→ **TASK DESCRIPTION**
Count how many lines hold the word "alunni" and give that number as the whole answer.

* * * * * * * * *

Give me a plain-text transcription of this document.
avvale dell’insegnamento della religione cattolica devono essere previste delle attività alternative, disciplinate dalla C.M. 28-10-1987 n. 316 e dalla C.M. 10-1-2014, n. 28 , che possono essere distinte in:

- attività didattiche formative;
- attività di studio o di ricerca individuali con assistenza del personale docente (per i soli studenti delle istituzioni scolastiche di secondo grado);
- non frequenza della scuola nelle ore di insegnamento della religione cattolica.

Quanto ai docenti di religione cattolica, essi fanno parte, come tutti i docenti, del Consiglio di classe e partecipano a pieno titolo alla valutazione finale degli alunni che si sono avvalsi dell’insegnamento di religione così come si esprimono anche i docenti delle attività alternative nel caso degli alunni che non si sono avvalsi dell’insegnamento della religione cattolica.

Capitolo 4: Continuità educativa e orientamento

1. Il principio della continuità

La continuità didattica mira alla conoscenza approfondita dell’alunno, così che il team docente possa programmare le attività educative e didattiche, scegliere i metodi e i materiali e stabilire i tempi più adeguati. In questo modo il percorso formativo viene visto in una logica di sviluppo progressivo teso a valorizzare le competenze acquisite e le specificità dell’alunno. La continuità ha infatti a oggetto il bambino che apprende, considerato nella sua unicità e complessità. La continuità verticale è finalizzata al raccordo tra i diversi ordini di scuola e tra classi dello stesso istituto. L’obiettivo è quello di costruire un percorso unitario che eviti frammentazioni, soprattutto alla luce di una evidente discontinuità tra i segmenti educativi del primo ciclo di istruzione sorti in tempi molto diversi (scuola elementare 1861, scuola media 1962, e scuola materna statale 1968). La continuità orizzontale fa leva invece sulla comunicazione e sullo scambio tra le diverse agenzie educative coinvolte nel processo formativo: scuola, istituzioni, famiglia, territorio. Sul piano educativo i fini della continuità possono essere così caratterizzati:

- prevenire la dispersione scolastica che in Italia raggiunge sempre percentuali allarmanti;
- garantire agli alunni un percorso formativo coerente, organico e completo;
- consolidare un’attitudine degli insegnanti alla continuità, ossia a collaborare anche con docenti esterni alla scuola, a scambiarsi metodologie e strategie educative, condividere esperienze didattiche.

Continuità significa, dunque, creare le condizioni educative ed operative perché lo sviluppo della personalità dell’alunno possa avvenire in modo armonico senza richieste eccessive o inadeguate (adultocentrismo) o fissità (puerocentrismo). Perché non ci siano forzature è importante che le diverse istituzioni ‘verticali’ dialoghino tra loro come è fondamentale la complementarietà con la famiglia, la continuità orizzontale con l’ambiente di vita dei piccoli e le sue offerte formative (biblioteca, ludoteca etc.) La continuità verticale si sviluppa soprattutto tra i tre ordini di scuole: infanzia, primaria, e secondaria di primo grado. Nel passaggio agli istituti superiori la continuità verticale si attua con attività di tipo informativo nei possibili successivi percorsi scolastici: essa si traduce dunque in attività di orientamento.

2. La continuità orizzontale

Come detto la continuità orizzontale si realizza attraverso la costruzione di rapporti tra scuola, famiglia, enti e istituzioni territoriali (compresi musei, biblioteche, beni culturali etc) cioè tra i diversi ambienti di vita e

* * * * * * * * *

→ **SOLUTION TO THIS PROBLEM**
2